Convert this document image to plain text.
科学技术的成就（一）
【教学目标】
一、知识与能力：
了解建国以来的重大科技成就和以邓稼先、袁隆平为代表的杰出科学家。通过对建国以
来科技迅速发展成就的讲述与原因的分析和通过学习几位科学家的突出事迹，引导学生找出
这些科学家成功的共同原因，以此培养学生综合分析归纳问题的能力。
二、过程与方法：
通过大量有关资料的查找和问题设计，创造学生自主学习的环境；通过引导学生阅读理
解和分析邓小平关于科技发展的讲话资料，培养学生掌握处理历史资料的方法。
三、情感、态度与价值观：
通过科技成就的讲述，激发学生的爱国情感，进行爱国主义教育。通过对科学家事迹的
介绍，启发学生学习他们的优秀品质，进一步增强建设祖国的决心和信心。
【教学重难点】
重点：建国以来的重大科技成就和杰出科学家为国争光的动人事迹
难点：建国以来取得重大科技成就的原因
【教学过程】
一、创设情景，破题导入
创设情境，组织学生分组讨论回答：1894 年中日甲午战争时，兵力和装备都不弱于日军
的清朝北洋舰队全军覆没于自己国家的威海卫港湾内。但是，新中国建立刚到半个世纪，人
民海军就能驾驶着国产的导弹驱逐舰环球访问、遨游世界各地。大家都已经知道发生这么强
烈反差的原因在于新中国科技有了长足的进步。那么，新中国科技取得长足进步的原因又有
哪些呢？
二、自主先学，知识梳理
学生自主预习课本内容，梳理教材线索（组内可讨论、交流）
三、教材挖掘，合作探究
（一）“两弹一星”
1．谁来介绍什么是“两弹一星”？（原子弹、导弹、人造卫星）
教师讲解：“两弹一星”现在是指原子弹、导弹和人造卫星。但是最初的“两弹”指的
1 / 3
□ □ □
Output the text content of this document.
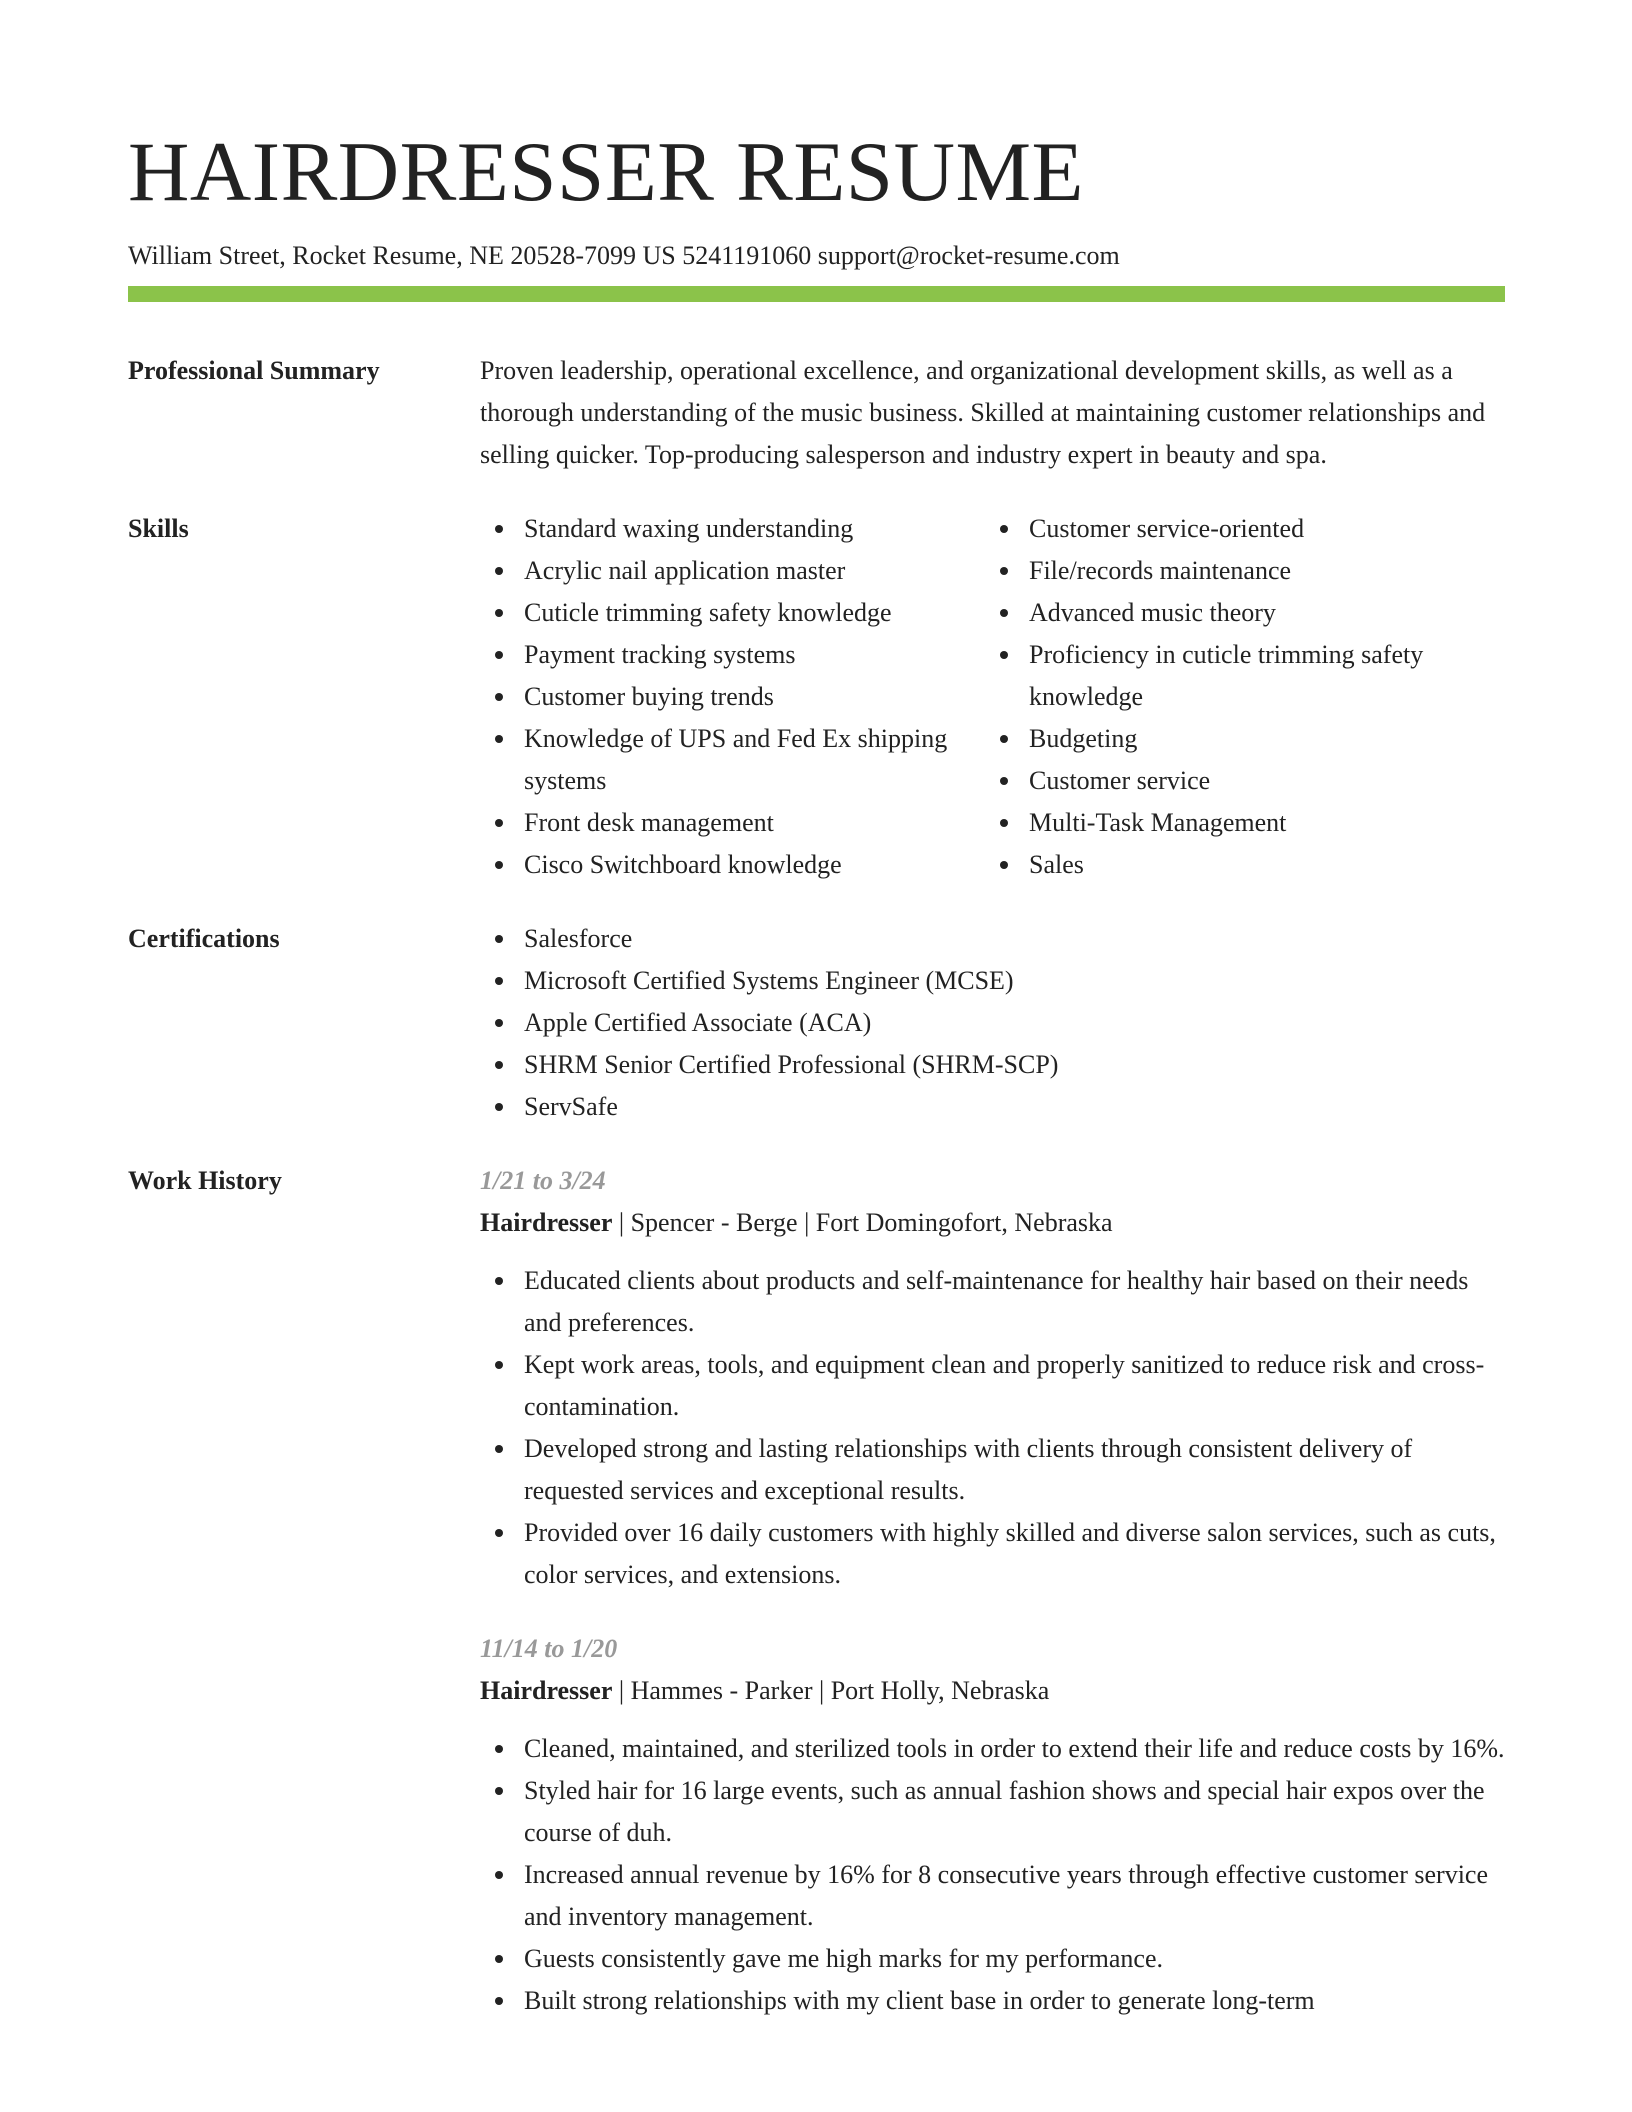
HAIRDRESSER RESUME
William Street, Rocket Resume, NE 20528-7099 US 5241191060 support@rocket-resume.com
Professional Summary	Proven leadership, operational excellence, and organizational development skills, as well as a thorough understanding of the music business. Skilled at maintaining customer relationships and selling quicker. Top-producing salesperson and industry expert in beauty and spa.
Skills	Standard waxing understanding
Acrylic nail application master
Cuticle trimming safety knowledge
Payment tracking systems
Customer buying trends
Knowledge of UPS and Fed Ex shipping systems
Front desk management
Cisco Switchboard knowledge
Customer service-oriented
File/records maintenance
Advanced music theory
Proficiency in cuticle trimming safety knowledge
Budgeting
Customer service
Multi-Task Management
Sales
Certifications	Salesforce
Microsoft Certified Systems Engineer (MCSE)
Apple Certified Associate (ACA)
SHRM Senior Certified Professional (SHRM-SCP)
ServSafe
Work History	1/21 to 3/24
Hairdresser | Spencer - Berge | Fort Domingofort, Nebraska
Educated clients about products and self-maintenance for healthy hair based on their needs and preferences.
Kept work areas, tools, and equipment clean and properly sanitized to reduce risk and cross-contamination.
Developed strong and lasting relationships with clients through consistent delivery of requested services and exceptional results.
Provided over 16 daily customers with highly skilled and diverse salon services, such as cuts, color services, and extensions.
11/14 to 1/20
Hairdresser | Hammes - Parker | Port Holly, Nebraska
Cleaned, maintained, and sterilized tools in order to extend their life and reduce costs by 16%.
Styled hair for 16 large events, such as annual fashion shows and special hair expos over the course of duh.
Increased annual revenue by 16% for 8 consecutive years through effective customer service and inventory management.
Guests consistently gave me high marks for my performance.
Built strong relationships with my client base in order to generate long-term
□ □ □
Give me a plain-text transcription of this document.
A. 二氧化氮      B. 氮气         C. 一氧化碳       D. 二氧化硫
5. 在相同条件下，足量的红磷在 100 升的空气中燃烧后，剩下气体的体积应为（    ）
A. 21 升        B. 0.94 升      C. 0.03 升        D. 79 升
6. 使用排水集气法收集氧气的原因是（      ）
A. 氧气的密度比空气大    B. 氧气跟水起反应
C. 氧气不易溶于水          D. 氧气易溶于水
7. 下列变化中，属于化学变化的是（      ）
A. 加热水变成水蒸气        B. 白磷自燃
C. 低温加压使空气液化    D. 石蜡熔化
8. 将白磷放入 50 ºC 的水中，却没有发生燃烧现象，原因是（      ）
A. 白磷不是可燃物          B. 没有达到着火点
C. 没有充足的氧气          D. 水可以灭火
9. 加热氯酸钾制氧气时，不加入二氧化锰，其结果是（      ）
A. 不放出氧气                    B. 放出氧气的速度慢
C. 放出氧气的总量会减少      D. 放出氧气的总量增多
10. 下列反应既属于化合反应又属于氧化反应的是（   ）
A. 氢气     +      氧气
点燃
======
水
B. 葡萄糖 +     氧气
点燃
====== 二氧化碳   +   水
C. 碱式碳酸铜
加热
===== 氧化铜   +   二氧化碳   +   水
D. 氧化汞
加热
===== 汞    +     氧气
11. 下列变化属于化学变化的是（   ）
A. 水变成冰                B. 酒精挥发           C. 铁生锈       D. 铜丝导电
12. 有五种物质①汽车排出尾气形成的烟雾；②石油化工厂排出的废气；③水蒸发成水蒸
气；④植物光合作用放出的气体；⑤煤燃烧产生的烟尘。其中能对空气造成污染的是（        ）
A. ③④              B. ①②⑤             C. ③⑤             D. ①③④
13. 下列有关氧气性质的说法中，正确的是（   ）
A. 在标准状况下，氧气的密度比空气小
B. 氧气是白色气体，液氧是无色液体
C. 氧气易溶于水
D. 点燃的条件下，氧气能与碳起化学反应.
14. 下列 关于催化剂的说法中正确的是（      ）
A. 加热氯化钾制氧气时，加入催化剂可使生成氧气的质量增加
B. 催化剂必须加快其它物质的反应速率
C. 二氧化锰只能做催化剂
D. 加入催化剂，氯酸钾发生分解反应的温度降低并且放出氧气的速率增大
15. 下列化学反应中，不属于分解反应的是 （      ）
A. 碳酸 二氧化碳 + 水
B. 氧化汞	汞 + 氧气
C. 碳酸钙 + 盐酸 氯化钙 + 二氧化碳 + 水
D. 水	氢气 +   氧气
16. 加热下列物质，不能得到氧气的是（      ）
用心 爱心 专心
□ □ □
GIVEN REQUEST -> Track down all lines above with the string "order" and copy them.

COMPLETED EXERCISE ->
Cleaned, maintained, and sterilized tools in order to extend their life and reduce costs by 16%.
Built strong relationships with my client base in order to generate long-term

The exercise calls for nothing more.